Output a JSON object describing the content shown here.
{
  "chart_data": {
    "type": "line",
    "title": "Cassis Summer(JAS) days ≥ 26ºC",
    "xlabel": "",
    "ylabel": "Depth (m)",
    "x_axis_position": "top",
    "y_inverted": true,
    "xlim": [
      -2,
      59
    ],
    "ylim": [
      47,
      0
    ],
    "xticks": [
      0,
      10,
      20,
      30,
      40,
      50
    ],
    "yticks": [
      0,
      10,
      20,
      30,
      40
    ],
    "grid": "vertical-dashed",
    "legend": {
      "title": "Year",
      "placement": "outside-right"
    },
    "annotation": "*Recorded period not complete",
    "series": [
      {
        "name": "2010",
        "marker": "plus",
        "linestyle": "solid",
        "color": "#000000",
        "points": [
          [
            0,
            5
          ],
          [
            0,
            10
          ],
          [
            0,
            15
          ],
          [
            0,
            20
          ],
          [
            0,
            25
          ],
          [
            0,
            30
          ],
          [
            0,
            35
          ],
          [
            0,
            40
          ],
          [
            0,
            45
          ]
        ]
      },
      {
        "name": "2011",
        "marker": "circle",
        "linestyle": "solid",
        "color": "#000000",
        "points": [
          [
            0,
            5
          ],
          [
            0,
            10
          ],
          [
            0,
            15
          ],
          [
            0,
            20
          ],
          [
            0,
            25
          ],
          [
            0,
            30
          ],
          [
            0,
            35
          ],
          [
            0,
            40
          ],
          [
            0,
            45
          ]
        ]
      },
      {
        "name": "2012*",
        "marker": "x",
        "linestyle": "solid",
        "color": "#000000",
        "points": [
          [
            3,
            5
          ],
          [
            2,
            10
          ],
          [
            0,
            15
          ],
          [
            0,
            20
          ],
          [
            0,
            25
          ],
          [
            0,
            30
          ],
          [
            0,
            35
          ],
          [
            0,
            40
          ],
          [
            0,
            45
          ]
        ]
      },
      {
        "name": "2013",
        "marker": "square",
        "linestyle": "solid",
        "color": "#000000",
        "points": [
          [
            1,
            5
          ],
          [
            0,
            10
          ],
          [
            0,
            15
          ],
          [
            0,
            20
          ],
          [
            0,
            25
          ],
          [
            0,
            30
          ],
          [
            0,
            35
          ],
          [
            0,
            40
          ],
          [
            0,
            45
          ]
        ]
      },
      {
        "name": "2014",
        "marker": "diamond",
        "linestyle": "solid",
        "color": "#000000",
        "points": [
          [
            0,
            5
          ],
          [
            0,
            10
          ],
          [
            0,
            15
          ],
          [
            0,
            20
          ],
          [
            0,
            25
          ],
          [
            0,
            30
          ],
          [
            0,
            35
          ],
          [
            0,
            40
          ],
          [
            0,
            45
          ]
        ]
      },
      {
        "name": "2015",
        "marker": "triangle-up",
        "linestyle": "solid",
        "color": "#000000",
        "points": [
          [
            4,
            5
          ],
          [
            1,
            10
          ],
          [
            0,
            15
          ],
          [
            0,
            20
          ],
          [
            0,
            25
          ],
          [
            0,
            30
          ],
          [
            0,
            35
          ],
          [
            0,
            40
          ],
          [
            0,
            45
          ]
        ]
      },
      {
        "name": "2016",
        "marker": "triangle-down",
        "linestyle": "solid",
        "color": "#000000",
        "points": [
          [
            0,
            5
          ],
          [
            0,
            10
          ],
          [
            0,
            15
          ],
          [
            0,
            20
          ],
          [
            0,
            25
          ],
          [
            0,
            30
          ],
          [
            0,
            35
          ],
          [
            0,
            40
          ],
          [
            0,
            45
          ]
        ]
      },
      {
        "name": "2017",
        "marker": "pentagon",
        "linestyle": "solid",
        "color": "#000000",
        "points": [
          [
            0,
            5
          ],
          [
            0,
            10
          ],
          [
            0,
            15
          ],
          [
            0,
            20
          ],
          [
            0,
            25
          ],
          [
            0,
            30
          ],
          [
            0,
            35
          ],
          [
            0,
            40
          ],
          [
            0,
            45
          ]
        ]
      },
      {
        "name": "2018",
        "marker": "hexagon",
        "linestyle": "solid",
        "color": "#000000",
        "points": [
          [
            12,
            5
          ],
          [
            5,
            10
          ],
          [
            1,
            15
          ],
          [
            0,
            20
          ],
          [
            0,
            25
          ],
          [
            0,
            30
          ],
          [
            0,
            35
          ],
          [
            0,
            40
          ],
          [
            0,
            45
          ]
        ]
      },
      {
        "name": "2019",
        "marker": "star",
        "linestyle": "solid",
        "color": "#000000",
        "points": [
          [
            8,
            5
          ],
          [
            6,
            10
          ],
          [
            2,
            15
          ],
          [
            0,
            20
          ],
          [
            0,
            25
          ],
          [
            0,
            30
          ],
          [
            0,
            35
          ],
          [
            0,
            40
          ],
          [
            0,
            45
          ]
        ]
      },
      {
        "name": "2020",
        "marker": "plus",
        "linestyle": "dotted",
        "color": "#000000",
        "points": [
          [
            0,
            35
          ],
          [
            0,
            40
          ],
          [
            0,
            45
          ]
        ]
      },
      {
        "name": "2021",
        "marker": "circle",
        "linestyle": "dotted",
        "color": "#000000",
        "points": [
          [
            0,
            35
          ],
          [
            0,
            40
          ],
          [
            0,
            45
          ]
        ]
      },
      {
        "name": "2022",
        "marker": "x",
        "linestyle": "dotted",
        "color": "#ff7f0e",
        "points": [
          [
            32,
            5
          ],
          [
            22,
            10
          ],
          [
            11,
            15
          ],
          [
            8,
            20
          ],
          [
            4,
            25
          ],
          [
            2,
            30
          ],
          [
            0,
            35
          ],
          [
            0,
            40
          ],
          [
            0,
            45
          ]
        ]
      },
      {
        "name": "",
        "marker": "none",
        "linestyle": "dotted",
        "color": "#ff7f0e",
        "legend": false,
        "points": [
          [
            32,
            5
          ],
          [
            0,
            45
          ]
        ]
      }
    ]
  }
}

* **TASK DIRECTIONS**:
Copy out all of the data exactly, leaving nothing out.

* **SOLVED EXERCISE**:
Output a JSON object describing the content shown here.
{
  "chart_data": {
    "type": "line",
    "title": "Cassis Summer(JAS) days ≥ 26ºC",
    "xlabel": "",
    "ylabel": "Depth (m)",
    "x_axis_position": "top",
    "y_inverted": true,
    "xlim": [
      -2,
      59
    ],
    "ylim": [
      47,
      0
    ],
    "xticks": [
      0,
      10,
      20,
      30,
      40,
      50
    ],
    "yticks": [
      0,
      10,
      20,
      30,
      40
    ],
    "grid": "vertical-dashed",
    "legend": {
      "title": "Year",
      "placement": "outside-right"
    },
    "annotation": "*Recorded period not complete",
    "series": [
      {
        "name": "2010",
        "marker": "plus",
        "linestyle": "solid",
        "color": "#000000",
        "points": [
          [
            0,
            5
          ],
          [
            0,
            10
          ],
          [
            0,
            15
          ],
          [
            0,
            20
          ],
          [
            0,
            25
          ],
          [
            0,
            30
          ],
          [
            0,
            35
          ],
          [
            0,
            40
          ],
          [
            0,
            45
          ]
        ]
      },
      {
        "name": "2011",
        "marker": "circle",
        "linestyle": "solid",
        "color": "#000000",
        "points": [
          [
            0,
            5
          ],
          [
            0,
            10
          ],
          [
            0,
            15
          ],
          [
            0,
            20
          ],
          [
            0,
            25
          ],
          [
            0,
            30
          ],
          [
            0,
            35
          ],
          [
            0,
            40
          ],
          [
            0,
            45
          ]
        ]
      },
      {
        "name": "2012*",
        "marker": "x",
        "linestyle": "solid",
        "color": "#000000",
        "points": [
          [
            3,
            5
          ],
          [
            2,
            10
          ],
          [
            0,
            15
          ],
          [
            0,
            20
          ],
          [
            0,
            25
          ],
          [
            0,
            30
          ],
          [
            0,
            35
          ],
          [
            0,
            40
          ],
          [
            0,
            45
          ]
        ]
      },
      {
        "name": "2013",
        "marker": "square",
        "linestyle": "solid",
        "color": "#000000",
        "points": [
          [
            1,
            5
          ],
          [
            0,
            10
          ],
          [
            0,
            15
          ],
          [
            0,
            20
          ],
          [
            0,
            25
          ],
          [
            0,
            30
          ],
          [
            0,
            35
          ],
          [
            0,
            40
          ],
          [
            0,
            45
          ]
        ]
      },
      {
        "name": "2014",
        "marker": "diamond",
        "linestyle": "solid",
        "color": "#000000",
        "points": [
          [
            0,
            5
          ],
          [
            0,
            10
          ],
          [
            0,
            15
          ],
          [
            0,
            20
          ],
          [
            0,
            25
          ],
          [
            0,
            30
          ],
          [
            0,
            35
          ],
          [
            0,
            40
          ],
          [
            0,
            45
          ]
        ]
      },
      {
        "name": "2015",
        "marker": "triangle-up",
        "linestyle": "solid",
        "color": "#000000",
        "points": [
          [
            4,
            5
          ],
          [
            1,
            10
          ],
          [
            0,
            15
          ],
          [
            0,
            20
          ],
          [
            0,
            25
          ],
          [
            0,
            30
          ],
          [
            0,
            35
          ],
          [
            0,
            40
          ],
          [
            0,
            45
          ]
        ]
      },
      {
        "name": "2016",
        "marker": "triangle-down",
        "linestyle": "solid",
        "color": "#000000",
        "points": [
          [
            0,
            5
          ],
          [
            0,
            10
          ],
          [
            0,
            15
          ],
          [
            0,
            20
          ],
          [
            0,
            25
          ],
          [
            0,
            30
          ],
          [
            0,
            35
          ],
          [
            0,
            40
          ],
          [
            0,
            45
          ]
        ]
      },
      {
        "name": "2017",
        "marker": "pentagon",
        "linestyle": "solid",
        "color": "#000000",
        "points": [
          [
            0,
            5
          ],
          [
            0,
            10
          ],
          [
            0,
            15
          ],
          [
            0,
            20
          ],
          [
            0,
            25
          ],
          [
            0,
            30
          ],
          [
            0,
            35
          ],
          [
            0,
            40
          ],
          [
            0,
            45
          ]
        ]
      },
      {
        "name": "2018",
        "marker": "hexagon",
        "linestyle": "solid",
        "color": "#000000",
        "points": [
          [
            12,
            5
          ],
          [
            5,
            10
          ],
          [
            1,
            15
          ],
          [
            0,
            20
          ],
          [
            0,
            25
          ],
          [
            0,
            30
          ],
          [
            0,
            35
          ],
          [
            0,
            40
          ],
          [
            0,
            45
          ]
        ]
      },
      {
        "name": "2019",
        "marker": "star",
        "linestyle": "solid",
        "color": "#000000",
        "points": [
          [
            8,
            5
          ],
          [
            6,
            10
          ],
          [
            2,
            15
          ],
          [
            0,
            20
          ],
          [
            0,
            25
          ],
          [
            0,
            30
          ],
          [
            0,
            35
          ],
          [
            0,
            40
          ],
          [
            0,
            45
          ]
        ]
      },
      {
        "name": "2020",
        "marker": "plus",
        "linestyle": "dotted",
        "color": "#000000",
        "points": [
          [
            0,
            35
          ],
          [
            0,
            40
          ],
          [
            0,
            45
          ]
        ]
      },
      {
        "name": "2021",
        "marker": "circle",
        "linestyle": "dotted",
        "color": "#000000",
        "points": [
          [
            0,
            35
          ],
          [
            0,
            40
          ],
          [
            0,
            45
          ]
        ]
      },
      {
        "name": "2022",
        "marker": "x",
        "linestyle": "dotted",
        "color": "#ff7f0e",
        "points": [
          [
            32,
            5
          ],
          [
            22,
            10
          ],
          [
            11,
            15
          ],
          [
            8,
            20
          ],
          [
            4,
            25
          ],
          [
            2,
            30
          ],
          [
            0,
            35
          ],
          [
            0,
            40
          ],
          [
            0,
            45
          ]
        ]
      },
      {
        "name": "",
        "marker": "none",
        "linestyle": "dotted",
        "color": "#ff7f0e",
        "legend": false,
        "points": [
          [
            32,
            5
          ],
          [
            0,
            45
          ]
        ]
      }
    ]
  }
}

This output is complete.